┌────────
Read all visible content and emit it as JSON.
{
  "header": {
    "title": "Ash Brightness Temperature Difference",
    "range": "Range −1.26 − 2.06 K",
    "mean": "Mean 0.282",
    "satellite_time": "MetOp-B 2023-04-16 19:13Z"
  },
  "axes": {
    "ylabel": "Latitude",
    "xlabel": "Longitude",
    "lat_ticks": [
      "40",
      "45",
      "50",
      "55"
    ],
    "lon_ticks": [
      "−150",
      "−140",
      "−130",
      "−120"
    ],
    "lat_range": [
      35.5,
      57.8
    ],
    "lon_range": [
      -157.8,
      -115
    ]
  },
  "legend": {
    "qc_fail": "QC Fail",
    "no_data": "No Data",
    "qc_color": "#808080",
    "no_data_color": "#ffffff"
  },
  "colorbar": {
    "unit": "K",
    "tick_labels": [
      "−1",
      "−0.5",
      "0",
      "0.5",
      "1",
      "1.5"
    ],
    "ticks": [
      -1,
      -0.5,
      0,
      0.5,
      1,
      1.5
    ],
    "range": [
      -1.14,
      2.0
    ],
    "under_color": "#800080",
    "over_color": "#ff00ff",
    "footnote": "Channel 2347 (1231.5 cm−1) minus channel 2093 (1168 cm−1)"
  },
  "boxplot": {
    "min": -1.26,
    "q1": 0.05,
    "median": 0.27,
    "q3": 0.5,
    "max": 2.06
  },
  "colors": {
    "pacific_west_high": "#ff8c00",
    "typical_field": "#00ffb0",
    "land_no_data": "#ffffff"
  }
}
└────────
_Written request_
Write the listing out again, exactly as shown above.

_Solution below_
Read all visible content and emit it as JSON.
{
  "header": {
    "title": "Ash Brightness Temperature Difference",
    "range": "Range −1.26 − 2.06 K",
    "mean": "Mean 0.282",
    "satellite_time": "MetOp-B 2023-04-16 19:13Z"
  },
  "axes": {
    "ylabel": "Latitude",
    "xlabel": "Longitude",
    "lat_ticks": [
      "40",
      "45",
      "50",
      "55"
    ],
    "lon_ticks": [
      "−150",
      "−140",
      "−130",
      "−120"
    ],
    "lat_range": [
      35.5,
      57.8
    ],
    "lon_range": [
      -157.8,
      -115
    ]
  },
  "legend": {
    "qc_fail": "QC Fail",
    "no_data": "No Data",
    "qc_color": "#808080",
    "no_data_color": "#ffffff"
  },
  "colorbar": {
    "unit": "K",
    "tick_labels": [
      "−1",
      "−0.5",
      "0",
      "0.5",
      "1",
      "1.5"
    ],
    "ticks": [
      -1,
      -0.5,
      0,
      0.5,
      1,
      1.5
    ],
    "range": [
      -1.14,
      2.0
    ],
    "under_color": "#800080",
    "over_color": "#ff00ff",
    "footnote": "Channel 2347 (1231.5 cm−1) minus channel 2093 (1168 cm−1)"
  },
  "boxplot": {
    "min": -1.26,
    "q1": 0.05,
    "median": 0.27,
    "q3": 0.5,
    "max": 2.06
  },
  "colors": {
    "pacific_west_high": "#ff8c00",
    "typical_field": "#00ffb0",
    "land_no_data": "#ffffff"
  }
}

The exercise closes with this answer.